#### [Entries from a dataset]
§ §

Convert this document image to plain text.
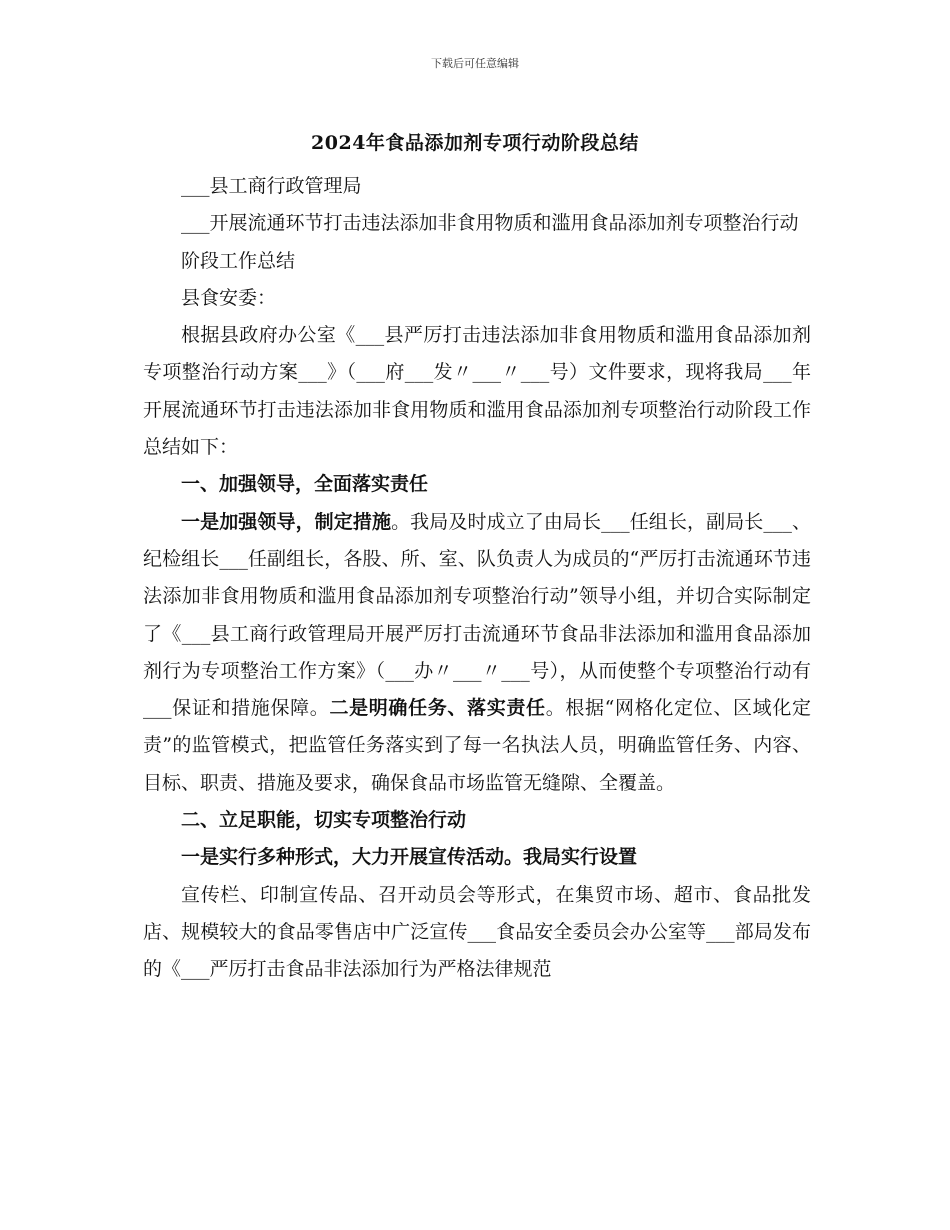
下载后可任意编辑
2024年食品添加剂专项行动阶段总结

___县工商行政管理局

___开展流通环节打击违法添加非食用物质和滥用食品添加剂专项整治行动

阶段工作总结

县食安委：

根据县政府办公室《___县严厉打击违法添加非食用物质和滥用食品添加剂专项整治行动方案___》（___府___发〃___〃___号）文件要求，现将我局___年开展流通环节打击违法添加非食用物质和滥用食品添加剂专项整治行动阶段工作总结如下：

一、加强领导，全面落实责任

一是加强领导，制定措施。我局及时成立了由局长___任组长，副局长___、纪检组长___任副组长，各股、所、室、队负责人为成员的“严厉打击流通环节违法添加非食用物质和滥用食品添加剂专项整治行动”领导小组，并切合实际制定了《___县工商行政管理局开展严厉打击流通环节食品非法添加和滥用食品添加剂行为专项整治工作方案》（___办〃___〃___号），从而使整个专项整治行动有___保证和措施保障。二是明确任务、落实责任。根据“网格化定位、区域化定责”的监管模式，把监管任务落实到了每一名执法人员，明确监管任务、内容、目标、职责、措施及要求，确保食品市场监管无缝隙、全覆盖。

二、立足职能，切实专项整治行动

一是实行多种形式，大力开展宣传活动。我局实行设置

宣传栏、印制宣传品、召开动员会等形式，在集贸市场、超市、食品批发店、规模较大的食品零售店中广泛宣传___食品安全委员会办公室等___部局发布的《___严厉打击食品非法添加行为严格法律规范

§ §

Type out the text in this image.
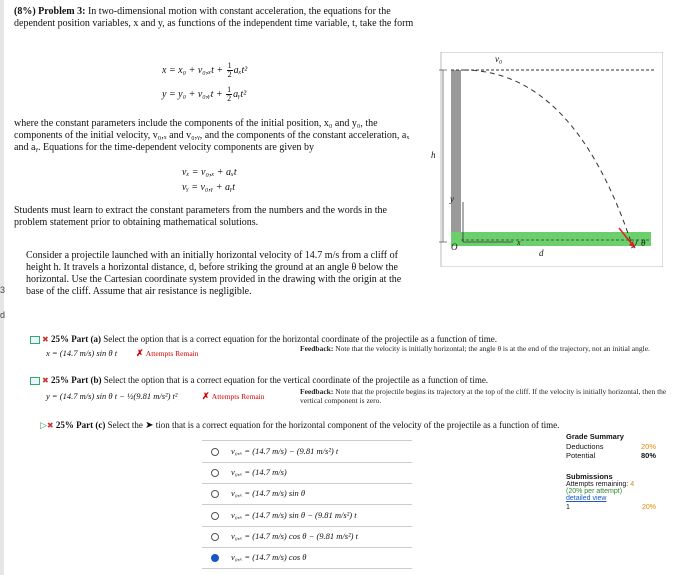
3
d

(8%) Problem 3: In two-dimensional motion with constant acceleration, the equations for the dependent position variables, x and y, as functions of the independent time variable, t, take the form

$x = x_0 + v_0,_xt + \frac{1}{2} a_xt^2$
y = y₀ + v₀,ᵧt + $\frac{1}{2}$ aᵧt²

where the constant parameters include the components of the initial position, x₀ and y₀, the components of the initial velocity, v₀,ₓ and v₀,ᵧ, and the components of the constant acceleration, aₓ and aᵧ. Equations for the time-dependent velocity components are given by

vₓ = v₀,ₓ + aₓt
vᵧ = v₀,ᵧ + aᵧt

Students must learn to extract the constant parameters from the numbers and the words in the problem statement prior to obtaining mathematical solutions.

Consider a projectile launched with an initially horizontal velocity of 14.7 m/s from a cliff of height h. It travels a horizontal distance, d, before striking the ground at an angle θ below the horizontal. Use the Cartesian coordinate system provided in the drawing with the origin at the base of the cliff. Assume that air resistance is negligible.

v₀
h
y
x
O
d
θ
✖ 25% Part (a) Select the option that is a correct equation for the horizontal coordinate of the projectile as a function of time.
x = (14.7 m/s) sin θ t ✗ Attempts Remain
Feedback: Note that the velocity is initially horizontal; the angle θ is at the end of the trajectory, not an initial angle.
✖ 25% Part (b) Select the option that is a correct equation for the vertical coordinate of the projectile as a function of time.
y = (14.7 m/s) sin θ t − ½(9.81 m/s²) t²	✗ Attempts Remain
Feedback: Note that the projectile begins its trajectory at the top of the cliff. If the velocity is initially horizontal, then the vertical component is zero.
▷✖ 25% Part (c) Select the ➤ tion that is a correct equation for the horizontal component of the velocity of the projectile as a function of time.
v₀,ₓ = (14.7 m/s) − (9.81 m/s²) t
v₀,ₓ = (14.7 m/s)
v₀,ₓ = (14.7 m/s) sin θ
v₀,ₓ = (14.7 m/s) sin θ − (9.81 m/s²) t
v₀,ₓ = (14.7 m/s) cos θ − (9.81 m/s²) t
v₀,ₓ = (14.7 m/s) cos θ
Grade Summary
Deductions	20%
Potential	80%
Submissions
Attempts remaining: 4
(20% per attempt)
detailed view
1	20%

§ §

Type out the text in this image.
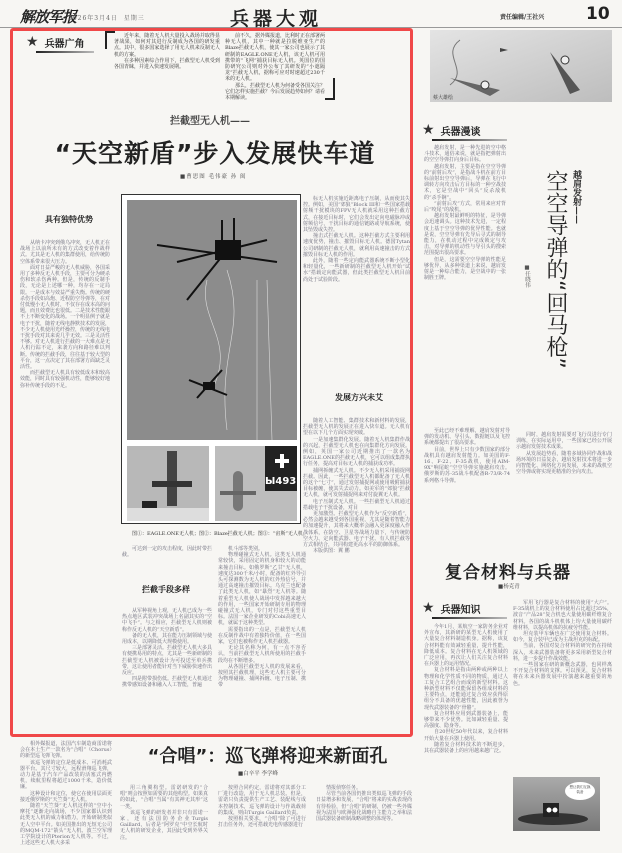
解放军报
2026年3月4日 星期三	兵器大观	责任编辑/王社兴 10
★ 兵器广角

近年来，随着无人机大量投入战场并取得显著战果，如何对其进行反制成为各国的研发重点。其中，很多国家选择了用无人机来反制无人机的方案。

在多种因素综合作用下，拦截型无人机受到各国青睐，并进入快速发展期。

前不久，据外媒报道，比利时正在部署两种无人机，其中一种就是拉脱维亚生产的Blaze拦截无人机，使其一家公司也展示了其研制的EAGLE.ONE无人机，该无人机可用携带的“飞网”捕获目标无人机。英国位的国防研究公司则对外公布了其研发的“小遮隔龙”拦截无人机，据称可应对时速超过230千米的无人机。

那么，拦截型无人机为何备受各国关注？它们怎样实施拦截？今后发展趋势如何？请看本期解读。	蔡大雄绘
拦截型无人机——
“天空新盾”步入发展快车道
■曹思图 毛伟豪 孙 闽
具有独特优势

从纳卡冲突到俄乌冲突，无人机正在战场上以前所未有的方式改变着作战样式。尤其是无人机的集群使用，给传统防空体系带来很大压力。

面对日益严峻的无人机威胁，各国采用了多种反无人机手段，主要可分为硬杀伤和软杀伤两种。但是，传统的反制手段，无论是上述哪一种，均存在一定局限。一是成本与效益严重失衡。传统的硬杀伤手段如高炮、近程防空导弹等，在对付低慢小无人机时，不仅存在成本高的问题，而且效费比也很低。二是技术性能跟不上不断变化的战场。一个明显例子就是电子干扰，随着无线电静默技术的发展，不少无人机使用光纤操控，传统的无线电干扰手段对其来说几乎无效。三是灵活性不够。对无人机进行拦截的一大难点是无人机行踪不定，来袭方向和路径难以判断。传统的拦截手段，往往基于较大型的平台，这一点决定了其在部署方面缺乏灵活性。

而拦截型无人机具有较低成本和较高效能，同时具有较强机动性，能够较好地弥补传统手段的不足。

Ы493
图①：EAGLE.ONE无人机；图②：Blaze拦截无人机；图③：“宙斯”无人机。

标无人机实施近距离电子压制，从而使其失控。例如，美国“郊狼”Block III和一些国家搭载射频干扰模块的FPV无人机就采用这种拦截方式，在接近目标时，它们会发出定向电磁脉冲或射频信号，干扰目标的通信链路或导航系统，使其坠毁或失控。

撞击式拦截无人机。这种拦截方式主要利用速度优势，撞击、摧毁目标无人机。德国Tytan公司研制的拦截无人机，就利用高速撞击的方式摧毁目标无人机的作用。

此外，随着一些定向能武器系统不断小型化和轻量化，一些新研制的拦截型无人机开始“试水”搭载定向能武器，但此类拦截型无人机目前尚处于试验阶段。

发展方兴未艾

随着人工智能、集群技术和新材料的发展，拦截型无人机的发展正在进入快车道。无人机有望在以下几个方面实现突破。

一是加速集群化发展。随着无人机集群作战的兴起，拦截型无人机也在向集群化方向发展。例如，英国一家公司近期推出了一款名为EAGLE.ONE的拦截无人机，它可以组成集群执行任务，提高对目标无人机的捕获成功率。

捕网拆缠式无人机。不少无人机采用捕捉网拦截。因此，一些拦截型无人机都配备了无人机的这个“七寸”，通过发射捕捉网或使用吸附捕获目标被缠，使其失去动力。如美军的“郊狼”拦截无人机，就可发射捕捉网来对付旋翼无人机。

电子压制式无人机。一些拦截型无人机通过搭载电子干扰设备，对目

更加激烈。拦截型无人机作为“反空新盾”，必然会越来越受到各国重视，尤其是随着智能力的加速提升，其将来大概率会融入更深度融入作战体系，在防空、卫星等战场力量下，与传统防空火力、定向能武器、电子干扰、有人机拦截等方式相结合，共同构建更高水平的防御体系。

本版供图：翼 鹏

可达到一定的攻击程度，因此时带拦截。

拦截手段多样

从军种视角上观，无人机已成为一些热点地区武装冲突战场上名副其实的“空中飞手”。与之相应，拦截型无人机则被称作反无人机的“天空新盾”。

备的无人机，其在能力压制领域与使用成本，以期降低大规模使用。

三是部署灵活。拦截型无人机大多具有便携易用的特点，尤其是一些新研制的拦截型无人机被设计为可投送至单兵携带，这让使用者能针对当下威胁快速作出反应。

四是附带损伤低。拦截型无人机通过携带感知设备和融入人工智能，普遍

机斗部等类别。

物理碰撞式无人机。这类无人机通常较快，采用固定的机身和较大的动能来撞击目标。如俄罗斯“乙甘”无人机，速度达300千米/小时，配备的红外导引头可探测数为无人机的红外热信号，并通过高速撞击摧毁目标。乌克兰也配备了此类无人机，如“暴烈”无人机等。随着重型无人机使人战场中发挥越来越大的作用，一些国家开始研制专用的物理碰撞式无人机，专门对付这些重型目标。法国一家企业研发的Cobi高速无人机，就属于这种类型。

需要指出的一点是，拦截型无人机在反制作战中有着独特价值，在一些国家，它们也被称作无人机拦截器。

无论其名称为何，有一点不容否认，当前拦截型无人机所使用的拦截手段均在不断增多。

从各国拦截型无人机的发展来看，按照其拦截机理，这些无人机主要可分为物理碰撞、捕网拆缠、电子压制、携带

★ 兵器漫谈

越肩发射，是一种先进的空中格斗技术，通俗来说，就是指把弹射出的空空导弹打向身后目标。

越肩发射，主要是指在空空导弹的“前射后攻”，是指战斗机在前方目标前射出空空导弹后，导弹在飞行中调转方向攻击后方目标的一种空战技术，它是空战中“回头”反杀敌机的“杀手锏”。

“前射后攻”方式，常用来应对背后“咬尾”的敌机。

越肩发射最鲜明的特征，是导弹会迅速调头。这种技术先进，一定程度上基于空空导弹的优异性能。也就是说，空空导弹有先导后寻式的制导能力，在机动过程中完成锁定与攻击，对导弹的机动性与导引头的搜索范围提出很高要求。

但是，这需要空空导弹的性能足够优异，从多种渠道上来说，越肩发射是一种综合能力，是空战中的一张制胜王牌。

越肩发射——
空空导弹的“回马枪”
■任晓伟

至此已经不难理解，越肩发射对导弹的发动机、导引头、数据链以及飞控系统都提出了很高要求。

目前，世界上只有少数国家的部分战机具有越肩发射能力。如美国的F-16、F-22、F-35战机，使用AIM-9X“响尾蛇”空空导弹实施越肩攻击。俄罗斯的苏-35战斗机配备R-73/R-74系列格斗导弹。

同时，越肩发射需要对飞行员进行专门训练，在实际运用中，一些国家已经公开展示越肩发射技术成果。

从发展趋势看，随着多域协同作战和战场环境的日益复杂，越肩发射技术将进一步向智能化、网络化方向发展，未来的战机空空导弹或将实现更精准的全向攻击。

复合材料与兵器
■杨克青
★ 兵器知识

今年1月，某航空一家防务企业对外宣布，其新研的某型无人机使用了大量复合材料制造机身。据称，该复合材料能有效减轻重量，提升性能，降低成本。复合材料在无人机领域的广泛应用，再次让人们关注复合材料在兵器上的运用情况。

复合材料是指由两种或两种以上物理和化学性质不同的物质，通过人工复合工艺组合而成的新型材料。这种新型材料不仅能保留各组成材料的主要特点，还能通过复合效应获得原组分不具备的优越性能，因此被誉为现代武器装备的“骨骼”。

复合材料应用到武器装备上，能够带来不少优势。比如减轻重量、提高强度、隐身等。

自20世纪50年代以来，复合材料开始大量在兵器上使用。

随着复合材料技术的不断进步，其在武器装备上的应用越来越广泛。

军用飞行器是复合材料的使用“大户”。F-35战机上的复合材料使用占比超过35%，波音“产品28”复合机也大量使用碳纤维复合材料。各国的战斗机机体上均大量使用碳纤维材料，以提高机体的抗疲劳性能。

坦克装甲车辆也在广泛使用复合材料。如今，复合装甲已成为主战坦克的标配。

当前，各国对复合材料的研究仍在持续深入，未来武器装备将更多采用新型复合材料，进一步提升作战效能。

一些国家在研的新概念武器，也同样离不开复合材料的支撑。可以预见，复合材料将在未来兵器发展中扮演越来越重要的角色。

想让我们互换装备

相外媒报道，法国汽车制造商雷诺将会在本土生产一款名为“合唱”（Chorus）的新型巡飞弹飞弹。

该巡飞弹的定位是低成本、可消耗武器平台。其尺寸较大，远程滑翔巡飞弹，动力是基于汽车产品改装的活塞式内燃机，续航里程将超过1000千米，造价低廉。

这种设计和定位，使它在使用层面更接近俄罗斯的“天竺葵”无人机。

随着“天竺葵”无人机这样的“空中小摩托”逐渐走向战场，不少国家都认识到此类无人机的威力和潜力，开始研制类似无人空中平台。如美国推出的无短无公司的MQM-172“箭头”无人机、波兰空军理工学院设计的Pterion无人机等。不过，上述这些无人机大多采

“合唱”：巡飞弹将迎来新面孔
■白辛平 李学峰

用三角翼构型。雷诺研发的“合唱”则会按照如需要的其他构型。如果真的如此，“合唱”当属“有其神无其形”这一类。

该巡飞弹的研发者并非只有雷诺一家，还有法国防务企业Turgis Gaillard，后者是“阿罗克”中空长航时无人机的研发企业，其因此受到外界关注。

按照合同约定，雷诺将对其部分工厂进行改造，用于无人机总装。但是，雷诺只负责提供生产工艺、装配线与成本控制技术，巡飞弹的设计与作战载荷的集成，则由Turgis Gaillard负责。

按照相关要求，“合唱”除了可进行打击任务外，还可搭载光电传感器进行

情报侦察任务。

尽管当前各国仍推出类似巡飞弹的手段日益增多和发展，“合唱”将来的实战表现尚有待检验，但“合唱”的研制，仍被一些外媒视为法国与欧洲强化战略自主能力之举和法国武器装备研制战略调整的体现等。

§ §

#### [PROBLEM TO SOLVE]
For the string "correct", count the lines of the entries above that include it; answer with the number only.

#### [OUTPUT FOR THIS TASK]
3